Awareness of meaningful projects and the growing desire to implement them creates a readiness for teamwork. Shared needs bring people together with their creative appeal. Major goals are too much for the efforts of an individual, but they can be achieved by working together. Unfortunately envy, resentment, competitive thinking and the fear of being left short oneself often stand in the way of fruitful teamwork. Thoughts, feelings and concerns revolve around the self. Having meaning in one’s sights frees one’s gaze from this captivity to the self. Frankl spoke symbolically of the “healthy eye that does not see itself but the world outside itself”. People who orient themselves towards a meaning that is to be fulfilled in the world behave much more like partners and communicators. They become open to others.
At the same time they become independent of others, insofar as they strengthen their own independence. If one is completely absorbed in the significance of one’s personal contribution and investment in a meaningful task, one is less likely to ask whether other people will praise or thank one for it, or whether they will hamper or ignore one’s efforts. Such a person neither requires to be feted by others, nor stumbles in the face of hostility. “I will not be deterred by failure, and I will not be led astray by success” was Frankl’s motto which kept him true to his path all his life, despite waves of spiteful criticism from colleagues and effusive fascination from his fans. He was relaxed and modest and his heart was not attached to his fame, and this was probably his trump card. Happiness and fame come, if at all, without being striven for or intended. People who keep faithfully to their path do not chase after success, and they do not experience burnout.
══════════════════════════════
WHAT TO WORK ON
In the passage on meaning and teamwork, what was Frankl's motto? Please rely only on the passage on meaning and teamwork.
══════════════════════════════
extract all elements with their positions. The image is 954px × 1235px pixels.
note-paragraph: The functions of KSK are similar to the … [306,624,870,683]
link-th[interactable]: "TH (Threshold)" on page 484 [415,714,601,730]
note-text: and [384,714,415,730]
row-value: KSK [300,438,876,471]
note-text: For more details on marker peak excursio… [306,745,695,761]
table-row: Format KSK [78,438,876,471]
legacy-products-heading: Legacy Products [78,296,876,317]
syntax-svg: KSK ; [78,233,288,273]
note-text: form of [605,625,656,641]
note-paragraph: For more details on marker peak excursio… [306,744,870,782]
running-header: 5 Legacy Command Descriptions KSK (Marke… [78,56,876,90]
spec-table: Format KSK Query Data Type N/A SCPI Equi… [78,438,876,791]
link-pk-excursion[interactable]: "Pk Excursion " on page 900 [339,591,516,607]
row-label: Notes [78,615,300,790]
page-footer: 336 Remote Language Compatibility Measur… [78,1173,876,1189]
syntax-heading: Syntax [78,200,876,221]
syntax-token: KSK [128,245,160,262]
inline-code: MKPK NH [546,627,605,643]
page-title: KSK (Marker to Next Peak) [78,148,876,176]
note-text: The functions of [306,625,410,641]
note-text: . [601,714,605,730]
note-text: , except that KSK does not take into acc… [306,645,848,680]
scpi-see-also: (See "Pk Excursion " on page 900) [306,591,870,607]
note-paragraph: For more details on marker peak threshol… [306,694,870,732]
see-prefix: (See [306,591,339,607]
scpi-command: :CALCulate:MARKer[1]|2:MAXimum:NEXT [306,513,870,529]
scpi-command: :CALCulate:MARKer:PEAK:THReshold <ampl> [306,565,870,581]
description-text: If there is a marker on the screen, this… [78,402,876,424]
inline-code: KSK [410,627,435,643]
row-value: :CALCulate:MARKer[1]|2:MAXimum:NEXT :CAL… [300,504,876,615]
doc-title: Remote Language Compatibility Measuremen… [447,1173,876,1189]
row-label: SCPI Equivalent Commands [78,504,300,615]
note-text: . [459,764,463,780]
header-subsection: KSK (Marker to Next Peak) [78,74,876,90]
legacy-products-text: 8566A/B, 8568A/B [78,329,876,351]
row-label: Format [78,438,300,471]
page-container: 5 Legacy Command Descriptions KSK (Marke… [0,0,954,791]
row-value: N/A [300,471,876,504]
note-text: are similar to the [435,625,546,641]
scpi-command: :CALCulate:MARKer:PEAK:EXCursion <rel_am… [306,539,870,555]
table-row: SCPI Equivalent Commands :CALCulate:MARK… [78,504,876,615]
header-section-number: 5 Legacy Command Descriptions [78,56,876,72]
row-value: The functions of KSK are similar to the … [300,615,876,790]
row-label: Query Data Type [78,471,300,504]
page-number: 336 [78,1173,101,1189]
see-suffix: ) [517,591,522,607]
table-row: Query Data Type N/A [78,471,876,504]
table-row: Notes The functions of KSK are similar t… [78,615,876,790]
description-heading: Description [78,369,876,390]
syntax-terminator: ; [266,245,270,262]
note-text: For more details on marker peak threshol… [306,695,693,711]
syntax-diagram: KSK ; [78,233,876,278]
══════════════════════════════
RESULT OF THIS EXERCISE
"I will not be deterred by failure, and I will not be led astray by success."